GIVEN PROBLEM ->
Count every line in the entries that contains "this". Report that count alone.

RECORD EXCERPTS ->

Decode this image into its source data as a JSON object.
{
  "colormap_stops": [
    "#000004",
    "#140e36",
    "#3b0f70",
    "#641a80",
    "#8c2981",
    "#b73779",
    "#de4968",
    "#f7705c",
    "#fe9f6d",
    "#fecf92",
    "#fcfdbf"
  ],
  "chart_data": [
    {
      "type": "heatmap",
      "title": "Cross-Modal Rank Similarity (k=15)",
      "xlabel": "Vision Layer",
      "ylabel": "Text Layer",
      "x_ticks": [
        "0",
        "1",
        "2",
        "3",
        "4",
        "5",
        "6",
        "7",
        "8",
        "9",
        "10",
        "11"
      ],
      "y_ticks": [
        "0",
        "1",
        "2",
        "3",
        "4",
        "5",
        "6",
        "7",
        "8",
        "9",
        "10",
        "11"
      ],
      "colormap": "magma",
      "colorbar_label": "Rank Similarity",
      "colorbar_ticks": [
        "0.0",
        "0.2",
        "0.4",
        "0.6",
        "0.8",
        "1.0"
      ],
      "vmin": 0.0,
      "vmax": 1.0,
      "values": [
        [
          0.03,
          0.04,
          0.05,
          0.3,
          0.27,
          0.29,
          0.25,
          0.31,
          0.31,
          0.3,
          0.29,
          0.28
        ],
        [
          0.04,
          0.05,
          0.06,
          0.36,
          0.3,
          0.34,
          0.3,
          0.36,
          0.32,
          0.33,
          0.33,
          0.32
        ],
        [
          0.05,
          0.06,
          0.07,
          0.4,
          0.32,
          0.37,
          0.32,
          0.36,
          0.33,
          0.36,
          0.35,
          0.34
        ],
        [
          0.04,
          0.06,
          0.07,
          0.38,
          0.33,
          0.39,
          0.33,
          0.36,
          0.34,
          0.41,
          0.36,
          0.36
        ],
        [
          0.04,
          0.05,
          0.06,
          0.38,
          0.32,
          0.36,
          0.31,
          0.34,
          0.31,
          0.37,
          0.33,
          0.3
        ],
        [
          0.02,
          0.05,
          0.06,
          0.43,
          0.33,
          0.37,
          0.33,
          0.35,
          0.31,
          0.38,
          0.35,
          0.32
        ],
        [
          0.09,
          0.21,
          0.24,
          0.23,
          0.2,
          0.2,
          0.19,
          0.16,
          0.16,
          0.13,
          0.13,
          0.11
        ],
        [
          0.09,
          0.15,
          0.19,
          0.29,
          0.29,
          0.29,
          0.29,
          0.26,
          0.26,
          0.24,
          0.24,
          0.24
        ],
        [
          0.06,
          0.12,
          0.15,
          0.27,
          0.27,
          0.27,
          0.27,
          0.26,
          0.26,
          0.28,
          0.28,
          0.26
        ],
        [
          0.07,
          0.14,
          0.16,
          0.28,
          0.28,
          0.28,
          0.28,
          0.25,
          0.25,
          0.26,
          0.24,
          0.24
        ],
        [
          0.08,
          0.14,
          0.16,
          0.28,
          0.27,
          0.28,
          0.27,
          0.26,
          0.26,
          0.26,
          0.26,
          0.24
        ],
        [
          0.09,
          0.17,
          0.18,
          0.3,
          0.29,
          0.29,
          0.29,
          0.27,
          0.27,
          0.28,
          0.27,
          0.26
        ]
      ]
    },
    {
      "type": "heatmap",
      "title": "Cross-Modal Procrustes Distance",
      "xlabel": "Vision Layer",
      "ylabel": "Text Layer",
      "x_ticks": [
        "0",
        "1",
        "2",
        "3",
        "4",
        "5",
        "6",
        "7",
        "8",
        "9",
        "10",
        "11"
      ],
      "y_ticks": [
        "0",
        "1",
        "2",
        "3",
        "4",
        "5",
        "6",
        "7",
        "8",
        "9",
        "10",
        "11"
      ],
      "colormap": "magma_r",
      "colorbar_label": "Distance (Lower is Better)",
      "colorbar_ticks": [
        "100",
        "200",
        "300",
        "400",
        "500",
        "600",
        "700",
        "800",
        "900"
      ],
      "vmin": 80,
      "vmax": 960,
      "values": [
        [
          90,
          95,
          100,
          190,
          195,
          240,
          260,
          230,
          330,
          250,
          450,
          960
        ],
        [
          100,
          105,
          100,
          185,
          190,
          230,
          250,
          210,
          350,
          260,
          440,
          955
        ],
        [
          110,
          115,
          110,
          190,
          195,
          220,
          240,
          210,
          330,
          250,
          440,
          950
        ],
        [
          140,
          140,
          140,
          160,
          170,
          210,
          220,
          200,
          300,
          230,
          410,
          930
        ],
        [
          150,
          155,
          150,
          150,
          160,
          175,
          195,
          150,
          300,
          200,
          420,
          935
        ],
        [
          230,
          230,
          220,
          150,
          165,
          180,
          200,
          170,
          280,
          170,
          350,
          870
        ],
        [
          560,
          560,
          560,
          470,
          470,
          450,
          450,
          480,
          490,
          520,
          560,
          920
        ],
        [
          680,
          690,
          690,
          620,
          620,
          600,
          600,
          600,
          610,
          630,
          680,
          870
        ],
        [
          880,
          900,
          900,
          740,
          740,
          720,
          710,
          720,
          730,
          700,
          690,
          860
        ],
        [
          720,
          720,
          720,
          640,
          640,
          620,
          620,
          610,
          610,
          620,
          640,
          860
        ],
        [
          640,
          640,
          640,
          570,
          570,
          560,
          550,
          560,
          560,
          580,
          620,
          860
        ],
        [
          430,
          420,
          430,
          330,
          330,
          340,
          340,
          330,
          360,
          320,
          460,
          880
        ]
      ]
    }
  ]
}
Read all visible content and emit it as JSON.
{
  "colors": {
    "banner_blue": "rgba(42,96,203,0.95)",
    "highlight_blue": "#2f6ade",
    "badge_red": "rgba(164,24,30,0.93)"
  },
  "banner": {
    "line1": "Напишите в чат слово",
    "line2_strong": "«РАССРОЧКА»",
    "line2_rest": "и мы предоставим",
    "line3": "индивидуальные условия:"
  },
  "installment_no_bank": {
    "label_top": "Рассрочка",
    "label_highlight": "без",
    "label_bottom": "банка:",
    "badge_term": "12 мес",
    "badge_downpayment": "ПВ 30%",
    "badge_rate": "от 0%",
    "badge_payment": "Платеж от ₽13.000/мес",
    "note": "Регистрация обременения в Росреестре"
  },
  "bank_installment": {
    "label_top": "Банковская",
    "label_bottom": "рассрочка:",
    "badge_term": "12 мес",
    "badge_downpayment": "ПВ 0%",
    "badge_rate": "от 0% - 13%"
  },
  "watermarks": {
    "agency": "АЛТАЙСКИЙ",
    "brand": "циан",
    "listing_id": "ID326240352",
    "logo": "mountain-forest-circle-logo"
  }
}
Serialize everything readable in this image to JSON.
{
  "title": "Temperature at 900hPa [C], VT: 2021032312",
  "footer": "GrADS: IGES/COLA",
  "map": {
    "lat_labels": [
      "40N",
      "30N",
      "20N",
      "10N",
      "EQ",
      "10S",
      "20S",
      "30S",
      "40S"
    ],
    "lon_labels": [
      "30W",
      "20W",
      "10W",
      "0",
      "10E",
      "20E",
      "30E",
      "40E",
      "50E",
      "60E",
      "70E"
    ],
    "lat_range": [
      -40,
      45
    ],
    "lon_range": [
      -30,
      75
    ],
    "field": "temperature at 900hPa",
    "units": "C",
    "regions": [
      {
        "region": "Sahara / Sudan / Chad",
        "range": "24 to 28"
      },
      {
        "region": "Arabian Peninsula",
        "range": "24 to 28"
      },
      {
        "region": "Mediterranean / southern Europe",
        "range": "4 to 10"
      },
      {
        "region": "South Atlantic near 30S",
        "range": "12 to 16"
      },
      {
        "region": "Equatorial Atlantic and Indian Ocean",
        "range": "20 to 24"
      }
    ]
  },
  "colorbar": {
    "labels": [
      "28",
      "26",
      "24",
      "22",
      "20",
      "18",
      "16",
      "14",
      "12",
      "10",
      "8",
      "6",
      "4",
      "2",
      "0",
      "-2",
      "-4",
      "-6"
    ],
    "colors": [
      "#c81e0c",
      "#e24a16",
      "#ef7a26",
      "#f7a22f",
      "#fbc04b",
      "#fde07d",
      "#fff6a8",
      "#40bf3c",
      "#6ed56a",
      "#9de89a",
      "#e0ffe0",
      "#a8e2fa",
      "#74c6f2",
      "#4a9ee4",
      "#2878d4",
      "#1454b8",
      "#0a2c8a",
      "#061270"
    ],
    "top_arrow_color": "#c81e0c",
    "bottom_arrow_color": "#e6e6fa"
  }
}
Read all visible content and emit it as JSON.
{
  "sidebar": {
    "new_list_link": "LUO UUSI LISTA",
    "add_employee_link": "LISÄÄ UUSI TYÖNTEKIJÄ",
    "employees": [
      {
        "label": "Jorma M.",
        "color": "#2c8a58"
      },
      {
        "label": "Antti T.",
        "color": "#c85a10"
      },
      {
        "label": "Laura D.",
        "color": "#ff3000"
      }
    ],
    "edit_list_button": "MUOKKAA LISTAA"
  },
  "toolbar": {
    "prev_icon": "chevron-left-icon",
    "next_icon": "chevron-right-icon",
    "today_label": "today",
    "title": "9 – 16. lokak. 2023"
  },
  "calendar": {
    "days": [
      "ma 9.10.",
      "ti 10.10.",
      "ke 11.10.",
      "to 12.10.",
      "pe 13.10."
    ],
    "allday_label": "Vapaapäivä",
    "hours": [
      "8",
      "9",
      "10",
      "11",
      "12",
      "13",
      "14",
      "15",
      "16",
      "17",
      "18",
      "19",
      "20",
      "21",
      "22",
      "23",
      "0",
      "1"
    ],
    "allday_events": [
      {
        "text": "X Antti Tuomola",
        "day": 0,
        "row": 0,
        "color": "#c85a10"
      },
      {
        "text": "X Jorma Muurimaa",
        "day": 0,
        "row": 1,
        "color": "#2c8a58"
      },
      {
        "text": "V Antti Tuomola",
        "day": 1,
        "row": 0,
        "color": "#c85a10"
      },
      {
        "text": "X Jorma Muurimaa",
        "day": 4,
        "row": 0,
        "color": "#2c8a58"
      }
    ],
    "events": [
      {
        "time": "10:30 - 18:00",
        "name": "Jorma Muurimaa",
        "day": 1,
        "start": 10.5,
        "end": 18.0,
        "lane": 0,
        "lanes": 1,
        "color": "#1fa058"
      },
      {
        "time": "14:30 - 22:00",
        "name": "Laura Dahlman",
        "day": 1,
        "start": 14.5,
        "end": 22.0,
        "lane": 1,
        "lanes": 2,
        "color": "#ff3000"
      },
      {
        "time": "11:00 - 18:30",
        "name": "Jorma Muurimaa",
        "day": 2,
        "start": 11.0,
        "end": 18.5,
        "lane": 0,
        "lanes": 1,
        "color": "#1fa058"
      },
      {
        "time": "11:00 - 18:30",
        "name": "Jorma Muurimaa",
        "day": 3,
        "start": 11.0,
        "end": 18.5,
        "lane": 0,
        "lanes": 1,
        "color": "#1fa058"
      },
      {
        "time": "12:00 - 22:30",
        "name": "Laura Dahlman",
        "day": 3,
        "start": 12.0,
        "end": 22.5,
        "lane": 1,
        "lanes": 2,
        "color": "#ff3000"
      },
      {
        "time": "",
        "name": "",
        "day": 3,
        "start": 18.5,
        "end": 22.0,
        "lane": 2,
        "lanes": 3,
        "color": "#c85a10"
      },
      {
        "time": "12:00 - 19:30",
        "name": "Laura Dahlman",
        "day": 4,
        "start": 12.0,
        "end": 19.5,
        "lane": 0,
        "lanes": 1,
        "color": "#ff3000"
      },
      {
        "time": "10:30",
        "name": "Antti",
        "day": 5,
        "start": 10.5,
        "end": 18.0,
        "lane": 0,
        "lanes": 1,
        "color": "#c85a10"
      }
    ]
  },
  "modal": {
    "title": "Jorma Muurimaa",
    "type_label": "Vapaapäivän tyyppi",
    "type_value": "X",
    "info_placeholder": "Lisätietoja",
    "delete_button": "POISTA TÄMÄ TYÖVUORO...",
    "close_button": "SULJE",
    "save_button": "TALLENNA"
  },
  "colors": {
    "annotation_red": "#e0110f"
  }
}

FINISHED ANSWER ->
2